----- Data section

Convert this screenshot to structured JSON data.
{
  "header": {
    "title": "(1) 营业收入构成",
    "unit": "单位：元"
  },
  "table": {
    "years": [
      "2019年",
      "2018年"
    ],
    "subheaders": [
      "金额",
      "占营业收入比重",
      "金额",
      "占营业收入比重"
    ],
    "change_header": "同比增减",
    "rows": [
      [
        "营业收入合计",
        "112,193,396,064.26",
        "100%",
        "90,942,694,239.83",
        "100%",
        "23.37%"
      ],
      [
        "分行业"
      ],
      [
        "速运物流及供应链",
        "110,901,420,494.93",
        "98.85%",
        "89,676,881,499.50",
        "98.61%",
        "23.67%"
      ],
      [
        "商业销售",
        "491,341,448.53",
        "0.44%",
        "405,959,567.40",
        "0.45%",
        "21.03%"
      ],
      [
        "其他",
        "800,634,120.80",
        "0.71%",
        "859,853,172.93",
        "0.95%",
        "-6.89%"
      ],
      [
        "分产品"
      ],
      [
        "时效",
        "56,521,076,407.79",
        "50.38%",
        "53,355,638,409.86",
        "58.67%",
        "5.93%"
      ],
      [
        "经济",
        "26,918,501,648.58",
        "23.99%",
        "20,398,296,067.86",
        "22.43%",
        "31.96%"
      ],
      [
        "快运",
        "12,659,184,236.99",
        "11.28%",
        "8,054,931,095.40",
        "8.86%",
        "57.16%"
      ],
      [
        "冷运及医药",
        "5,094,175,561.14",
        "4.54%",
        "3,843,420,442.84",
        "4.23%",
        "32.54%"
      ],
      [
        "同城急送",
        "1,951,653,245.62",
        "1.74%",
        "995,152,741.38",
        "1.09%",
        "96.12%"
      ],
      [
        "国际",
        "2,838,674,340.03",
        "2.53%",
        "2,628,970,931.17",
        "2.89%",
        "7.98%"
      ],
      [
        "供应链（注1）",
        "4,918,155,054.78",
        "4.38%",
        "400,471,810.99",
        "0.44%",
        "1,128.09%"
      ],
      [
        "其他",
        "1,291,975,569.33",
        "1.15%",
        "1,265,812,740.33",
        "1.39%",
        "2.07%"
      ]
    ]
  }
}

----------

• Given request
Nothing should be left out: repeat all of the data exactly.

• Reply to the task
Convert this screenshot to structured JSON data.
{
  "header": {
    "title": "(1) 营业收入构成",
    "unit": "单位：元"
  },
  "table": {
    "years": [
      "2019年",
      "2018年"
    ],
    "subheaders": [
      "金额",
      "占营业收入比重",
      "金额",
      "占营业收入比重"
    ],
    "change_header": "同比增减",
    "rows": [
      [
        "营业收入合计",
        "112,193,396,064.26",
        "100%",
        "90,942,694,239.83",
        "100%",
        "23.37%"
      ],
      [
        "分行业"
      ],
      [
        "速运物流及供应链",
        "110,901,420,494.93",
        "98.85%",
        "89,676,881,499.50",
        "98.61%",
        "23.67%"
      ],
      [
        "商业销售",
        "491,341,448.53",
        "0.44%",
        "405,959,567.40",
        "0.45%",
        "21.03%"
      ],
      [
        "其他",
        "800,634,120.80",
        "0.71%",
        "859,853,172.93",
        "0.95%",
        "-6.89%"
      ],
      [
        "分产品"
      ],
      [
        "时效",
        "56,521,076,407.79",
        "50.38%",
        "53,355,638,409.86",
        "58.67%",
        "5.93%"
      ],
      [
        "经济",
        "26,918,501,648.58",
        "23.99%",
        "20,398,296,067.86",
        "22.43%",
        "31.96%"
      ],
      [
        "快运",
        "12,659,184,236.99",
        "11.28%",
        "8,054,931,095.40",
        "8.86%",
        "57.16%"
      ],
      [
        "冷运及医药",
        "5,094,175,561.14",
        "4.54%",
        "3,843,420,442.84",
        "4.23%",
        "32.54%"
      ],
      [
        "同城急送",
        "1,951,653,245.62",
        "1.74%",
        "995,152,741.38",
        "1.09%",
        "96.12%"
      ],
      [
        "国际",
        "2,838,674,340.03",
        "2.53%",
        "2,628,970,931.17",
        "2.89%",
        "7.98%"
      ],
      [
        "供应链（注1）",
        "4,918,155,054.78",
        "4.38%",
        "400,471,810.99",
        "0.44%",
        "1,128.09%"
      ],
      [
        "其他",
        "1,291,975,569.33",
        "1.15%",
        "1,265,812,740.33",
        "1.39%",
        "2.07%"
      ]
    ]
  }
}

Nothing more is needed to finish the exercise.